§ **Instruction**
Find and copy every line in the records that includes the string "Σcjμ²".

§ **Data section**

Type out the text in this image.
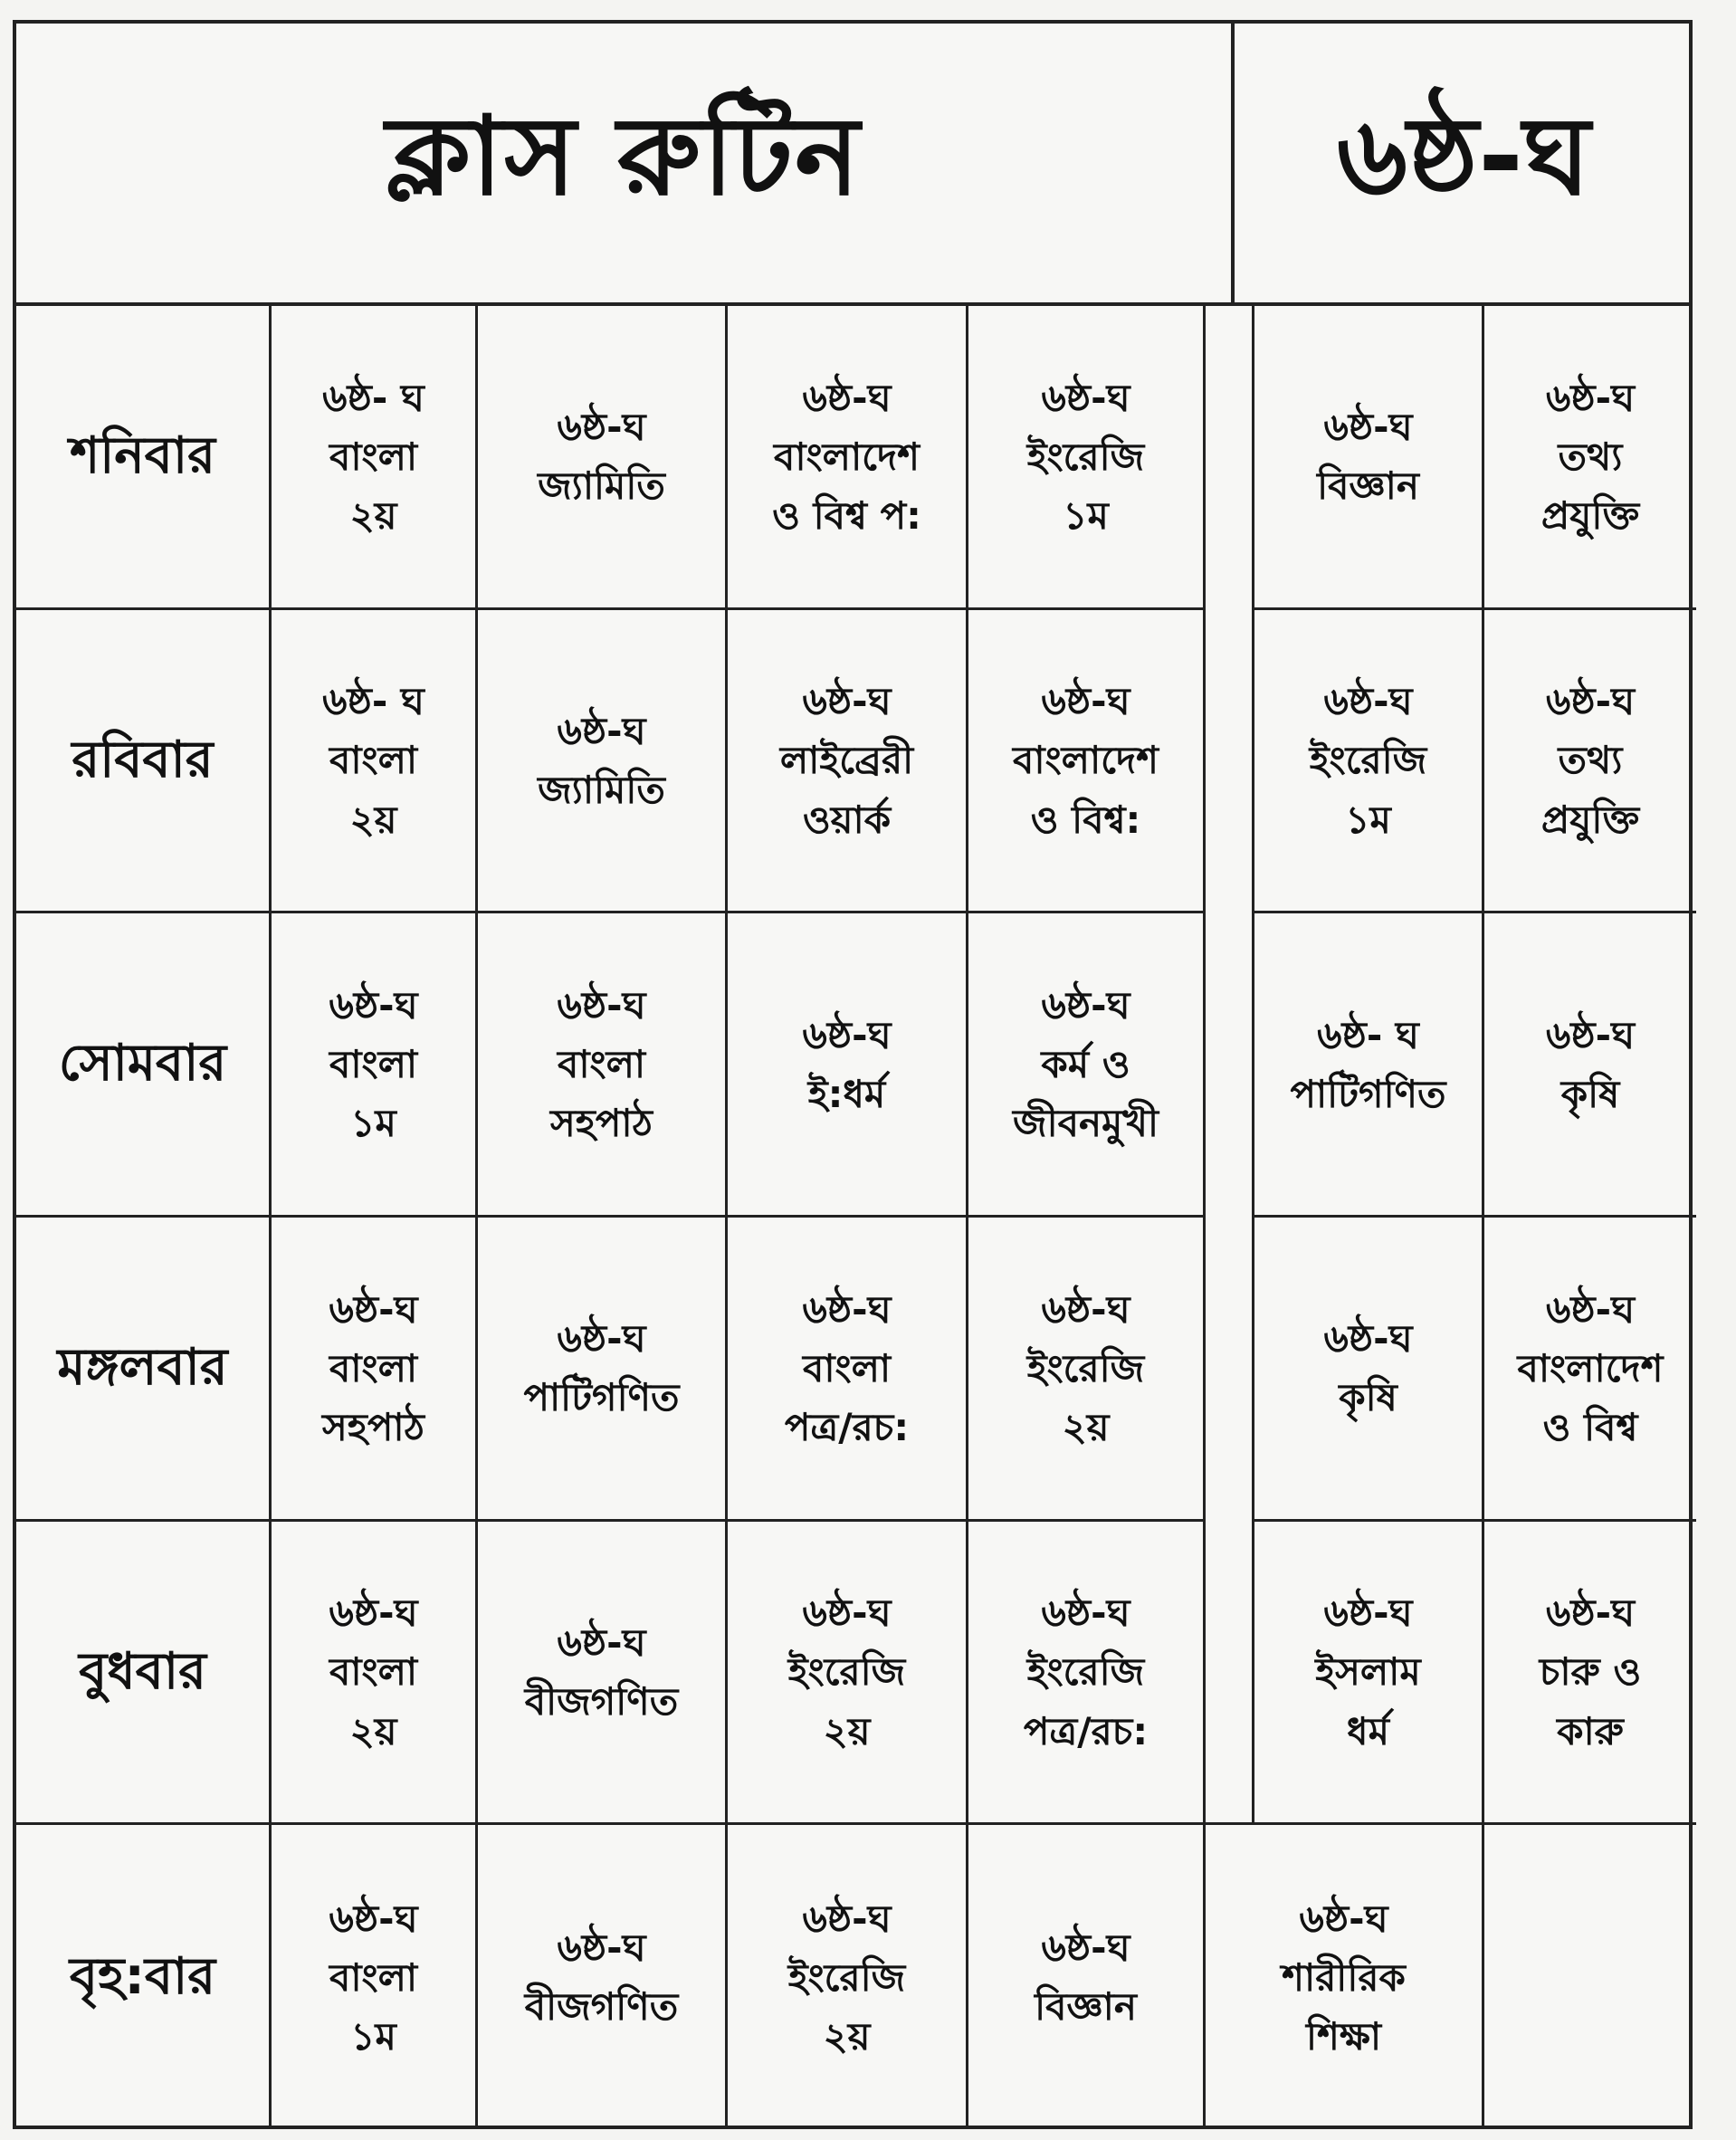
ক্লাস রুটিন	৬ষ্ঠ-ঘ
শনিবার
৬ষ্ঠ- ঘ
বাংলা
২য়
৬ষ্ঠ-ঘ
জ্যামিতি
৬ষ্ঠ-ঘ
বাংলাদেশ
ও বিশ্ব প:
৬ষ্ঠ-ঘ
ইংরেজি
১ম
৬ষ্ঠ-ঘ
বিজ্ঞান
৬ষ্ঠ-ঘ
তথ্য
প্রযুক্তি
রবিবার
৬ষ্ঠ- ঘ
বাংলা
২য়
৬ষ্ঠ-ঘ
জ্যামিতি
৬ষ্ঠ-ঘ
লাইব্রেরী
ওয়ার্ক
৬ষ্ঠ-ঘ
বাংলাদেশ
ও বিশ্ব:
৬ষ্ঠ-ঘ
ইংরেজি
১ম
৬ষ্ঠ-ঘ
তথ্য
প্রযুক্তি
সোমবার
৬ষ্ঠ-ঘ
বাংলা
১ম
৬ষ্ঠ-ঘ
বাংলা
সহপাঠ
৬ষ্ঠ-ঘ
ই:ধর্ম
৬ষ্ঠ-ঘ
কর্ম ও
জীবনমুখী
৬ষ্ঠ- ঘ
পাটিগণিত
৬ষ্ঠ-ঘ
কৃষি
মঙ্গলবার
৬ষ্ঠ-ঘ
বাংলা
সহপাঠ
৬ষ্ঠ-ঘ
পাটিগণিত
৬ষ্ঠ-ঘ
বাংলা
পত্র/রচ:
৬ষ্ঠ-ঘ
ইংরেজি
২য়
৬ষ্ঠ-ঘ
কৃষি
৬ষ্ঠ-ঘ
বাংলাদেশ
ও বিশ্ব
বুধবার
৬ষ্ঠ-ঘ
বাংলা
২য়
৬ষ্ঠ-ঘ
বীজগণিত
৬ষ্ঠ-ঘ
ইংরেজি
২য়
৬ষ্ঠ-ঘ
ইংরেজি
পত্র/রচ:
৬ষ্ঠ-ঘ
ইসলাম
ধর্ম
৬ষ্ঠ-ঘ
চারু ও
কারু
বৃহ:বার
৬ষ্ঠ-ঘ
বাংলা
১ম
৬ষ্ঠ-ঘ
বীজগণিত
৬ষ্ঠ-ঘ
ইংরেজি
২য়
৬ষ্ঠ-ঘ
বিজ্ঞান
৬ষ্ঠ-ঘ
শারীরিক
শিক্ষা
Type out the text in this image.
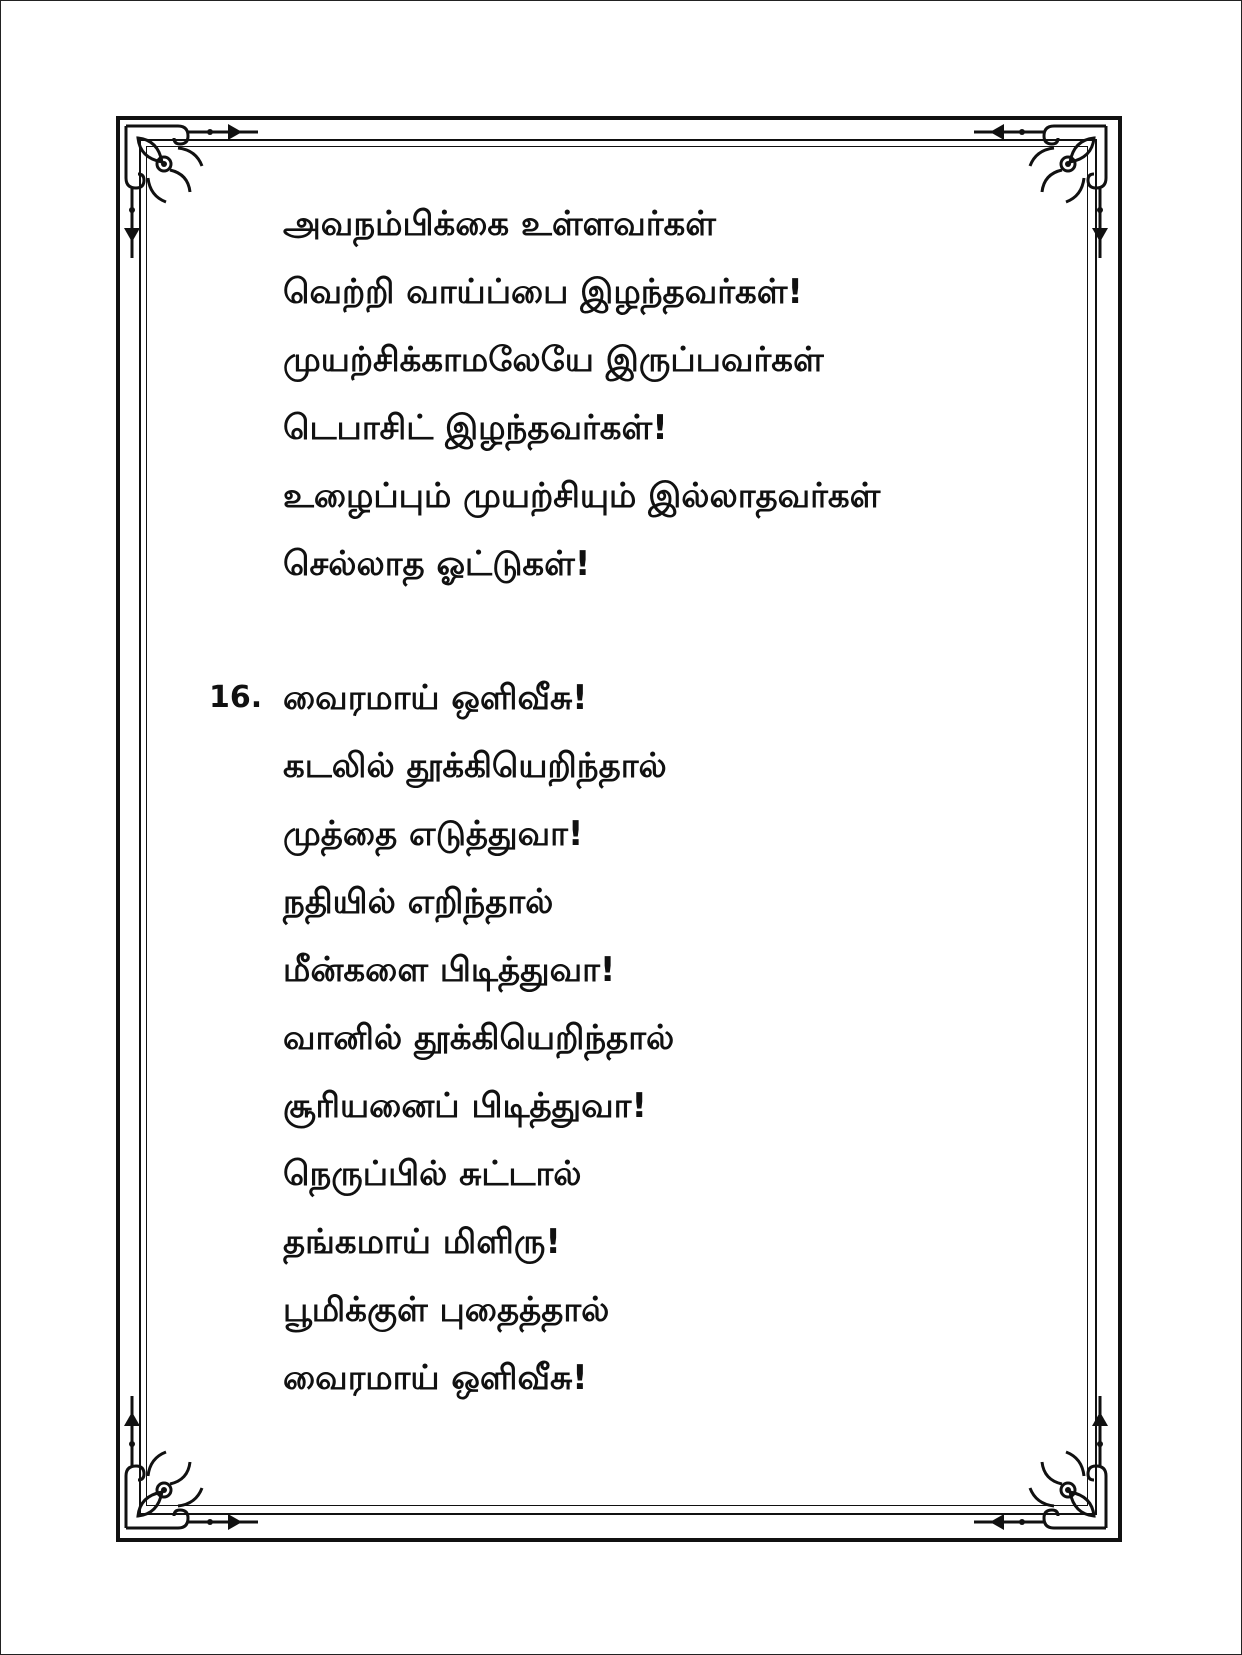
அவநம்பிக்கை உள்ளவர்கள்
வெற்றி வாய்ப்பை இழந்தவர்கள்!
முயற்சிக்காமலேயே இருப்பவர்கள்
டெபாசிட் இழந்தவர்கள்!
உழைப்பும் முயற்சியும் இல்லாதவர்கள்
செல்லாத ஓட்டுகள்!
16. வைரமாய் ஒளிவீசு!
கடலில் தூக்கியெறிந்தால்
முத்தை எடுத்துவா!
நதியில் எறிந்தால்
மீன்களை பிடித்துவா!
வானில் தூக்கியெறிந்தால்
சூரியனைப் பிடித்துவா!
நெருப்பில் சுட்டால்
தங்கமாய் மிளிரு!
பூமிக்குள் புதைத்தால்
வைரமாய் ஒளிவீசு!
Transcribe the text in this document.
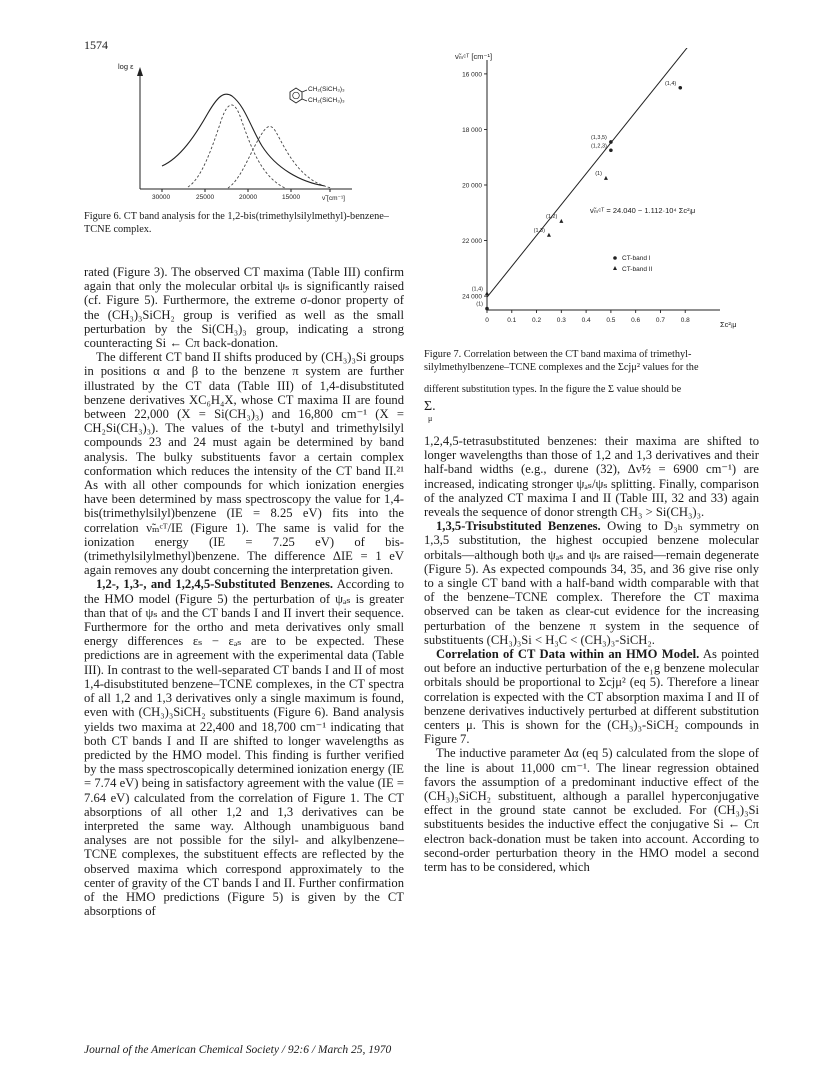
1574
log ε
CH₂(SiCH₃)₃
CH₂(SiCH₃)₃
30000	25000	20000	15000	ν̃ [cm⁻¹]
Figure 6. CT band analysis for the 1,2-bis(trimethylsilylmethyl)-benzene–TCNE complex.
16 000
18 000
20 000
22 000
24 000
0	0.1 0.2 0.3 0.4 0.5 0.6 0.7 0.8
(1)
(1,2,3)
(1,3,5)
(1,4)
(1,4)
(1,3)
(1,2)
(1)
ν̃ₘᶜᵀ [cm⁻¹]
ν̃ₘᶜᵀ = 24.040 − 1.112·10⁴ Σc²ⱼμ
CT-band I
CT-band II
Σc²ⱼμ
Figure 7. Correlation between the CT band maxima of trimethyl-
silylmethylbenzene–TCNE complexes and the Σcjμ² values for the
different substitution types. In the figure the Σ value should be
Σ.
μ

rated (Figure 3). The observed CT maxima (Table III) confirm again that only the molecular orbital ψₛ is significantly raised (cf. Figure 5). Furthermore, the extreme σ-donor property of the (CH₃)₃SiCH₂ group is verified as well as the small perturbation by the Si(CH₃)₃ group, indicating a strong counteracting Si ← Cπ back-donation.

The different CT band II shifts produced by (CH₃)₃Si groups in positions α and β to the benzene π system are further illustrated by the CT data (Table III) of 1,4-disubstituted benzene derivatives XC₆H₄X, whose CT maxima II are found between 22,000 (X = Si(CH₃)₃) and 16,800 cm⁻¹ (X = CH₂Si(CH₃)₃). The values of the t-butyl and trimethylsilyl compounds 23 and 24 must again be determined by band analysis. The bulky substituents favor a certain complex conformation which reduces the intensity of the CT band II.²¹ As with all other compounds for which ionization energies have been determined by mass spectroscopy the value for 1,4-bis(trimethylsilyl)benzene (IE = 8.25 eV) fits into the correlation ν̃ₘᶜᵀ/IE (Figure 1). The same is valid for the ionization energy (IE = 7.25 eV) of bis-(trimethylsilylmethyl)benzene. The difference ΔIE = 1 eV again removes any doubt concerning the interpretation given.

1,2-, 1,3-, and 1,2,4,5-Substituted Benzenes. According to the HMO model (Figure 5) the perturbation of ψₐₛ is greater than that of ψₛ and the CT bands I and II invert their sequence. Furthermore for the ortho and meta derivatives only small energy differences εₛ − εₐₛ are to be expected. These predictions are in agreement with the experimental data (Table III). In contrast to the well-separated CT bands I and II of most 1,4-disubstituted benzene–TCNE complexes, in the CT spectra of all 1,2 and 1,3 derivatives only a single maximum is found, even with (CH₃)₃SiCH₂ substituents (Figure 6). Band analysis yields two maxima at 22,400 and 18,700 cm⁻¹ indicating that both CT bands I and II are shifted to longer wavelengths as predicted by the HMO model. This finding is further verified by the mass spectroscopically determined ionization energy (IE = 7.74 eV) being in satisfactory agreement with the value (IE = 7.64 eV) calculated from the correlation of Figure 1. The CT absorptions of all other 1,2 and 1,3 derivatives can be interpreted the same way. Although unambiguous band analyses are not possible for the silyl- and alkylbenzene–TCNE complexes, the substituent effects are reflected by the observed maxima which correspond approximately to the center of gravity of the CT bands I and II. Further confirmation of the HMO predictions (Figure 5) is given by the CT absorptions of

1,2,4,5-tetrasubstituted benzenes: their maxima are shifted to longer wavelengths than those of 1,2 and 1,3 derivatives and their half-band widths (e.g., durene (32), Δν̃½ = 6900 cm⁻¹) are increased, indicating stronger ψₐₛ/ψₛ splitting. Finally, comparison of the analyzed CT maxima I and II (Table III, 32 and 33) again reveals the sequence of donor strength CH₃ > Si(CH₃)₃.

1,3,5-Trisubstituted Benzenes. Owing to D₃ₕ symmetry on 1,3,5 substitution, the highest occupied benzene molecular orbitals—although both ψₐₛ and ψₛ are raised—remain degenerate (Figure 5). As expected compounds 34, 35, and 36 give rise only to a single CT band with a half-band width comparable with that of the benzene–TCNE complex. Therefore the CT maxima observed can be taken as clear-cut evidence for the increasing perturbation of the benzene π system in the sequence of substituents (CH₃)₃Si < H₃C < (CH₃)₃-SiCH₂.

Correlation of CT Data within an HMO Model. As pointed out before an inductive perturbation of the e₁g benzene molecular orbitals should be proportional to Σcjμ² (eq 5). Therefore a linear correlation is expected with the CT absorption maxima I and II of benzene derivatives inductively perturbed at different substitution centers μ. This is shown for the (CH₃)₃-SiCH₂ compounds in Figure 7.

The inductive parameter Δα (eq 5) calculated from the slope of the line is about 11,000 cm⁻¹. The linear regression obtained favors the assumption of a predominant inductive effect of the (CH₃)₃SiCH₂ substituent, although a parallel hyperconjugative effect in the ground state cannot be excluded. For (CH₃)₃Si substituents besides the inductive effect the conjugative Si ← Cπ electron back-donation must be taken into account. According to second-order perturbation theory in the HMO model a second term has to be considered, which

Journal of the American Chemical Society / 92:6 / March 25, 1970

§ **Final result**
silylmethylbenzene–TCNE complexes and the Σcjμ² values for the
Correlation of CT Data within an HMO Model. As pointed out before an inductive perturbation of the e₁g benzene molecular orbitals should be proportional to Σcjμ² (eq 5). Therefore a linear correlation is expected with the CT absorption maxima I and II of benzene derivatives inductively perturbed at different substitution centers μ. This is shown for the (CH₃)₃-SiCH₂ compounds in Figure 7.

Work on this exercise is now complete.